▸ **Your task**:
Check each line of the entries below for the string "Total"; copy every line where it appears.

Items from a figure collection:
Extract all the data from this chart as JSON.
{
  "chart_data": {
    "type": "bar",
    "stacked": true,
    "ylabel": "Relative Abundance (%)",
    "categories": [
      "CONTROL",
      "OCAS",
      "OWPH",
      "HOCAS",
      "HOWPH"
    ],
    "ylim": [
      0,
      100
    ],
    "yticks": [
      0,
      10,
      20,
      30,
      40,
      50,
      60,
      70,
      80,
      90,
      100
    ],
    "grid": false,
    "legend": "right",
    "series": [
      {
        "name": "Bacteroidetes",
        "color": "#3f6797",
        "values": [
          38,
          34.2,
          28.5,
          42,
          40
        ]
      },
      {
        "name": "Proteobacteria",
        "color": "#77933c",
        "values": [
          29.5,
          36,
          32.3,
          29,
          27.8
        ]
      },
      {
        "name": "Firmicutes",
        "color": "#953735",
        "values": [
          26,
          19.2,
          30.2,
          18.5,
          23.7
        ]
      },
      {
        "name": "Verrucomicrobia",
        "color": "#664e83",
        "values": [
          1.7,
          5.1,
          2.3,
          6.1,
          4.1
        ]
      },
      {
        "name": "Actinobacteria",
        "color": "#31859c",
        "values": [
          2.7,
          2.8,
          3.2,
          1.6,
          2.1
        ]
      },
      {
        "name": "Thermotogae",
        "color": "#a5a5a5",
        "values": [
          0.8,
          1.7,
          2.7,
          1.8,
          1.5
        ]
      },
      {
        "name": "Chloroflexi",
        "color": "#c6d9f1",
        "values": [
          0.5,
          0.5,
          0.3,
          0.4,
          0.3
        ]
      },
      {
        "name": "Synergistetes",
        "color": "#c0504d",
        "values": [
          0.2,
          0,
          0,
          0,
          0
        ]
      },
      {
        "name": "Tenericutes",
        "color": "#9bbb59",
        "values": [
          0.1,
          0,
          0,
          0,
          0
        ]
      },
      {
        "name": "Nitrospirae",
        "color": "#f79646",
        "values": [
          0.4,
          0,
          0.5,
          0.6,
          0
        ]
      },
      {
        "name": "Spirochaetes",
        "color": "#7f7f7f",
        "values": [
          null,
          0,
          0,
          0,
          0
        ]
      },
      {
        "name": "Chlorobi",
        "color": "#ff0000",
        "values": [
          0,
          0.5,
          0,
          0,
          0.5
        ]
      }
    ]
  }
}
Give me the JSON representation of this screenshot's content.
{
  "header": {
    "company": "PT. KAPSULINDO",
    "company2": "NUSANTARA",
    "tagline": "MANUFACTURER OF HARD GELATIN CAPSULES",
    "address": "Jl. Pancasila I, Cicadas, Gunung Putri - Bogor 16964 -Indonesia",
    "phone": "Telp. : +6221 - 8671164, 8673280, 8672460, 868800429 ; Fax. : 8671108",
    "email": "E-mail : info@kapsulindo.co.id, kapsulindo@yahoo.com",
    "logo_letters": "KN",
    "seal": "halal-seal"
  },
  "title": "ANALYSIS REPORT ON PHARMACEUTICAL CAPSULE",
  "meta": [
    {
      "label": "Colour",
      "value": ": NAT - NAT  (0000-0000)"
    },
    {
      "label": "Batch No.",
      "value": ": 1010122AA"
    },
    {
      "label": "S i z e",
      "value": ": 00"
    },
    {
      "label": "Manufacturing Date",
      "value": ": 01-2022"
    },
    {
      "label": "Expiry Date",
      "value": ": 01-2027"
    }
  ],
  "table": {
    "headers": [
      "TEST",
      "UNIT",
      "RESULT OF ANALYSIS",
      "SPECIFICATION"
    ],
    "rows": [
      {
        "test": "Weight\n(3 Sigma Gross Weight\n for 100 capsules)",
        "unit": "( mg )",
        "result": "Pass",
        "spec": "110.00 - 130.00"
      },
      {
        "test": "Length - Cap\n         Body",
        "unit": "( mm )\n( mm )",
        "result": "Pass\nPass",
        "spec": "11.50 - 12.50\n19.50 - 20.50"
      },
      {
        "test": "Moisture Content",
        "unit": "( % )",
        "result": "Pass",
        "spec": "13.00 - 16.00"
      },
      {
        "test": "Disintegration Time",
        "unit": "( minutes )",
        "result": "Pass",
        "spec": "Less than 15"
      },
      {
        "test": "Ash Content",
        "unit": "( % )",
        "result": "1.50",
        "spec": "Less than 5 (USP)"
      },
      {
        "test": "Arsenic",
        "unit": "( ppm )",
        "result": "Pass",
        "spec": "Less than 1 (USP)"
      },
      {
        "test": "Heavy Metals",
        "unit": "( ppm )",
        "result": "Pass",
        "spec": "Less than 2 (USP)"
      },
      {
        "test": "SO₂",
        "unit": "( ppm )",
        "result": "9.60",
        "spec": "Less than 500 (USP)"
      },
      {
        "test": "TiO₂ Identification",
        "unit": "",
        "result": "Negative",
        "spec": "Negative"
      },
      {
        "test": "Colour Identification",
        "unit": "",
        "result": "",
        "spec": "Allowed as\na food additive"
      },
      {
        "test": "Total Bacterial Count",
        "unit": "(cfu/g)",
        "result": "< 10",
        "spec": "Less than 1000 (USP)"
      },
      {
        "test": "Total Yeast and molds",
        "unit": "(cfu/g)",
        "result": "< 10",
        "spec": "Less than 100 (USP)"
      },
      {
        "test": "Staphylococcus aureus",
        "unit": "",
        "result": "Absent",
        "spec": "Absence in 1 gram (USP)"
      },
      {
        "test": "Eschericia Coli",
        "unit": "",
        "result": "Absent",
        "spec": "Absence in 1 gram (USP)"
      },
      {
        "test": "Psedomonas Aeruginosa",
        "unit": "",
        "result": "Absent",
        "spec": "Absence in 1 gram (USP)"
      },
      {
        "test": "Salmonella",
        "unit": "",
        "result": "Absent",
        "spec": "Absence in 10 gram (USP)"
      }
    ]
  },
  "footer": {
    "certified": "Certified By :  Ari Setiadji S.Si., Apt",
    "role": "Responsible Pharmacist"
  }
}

▸ **Result of the exercise**:
        "test": "Total Bacterial Count",
        "test": "Total Yeast and molds",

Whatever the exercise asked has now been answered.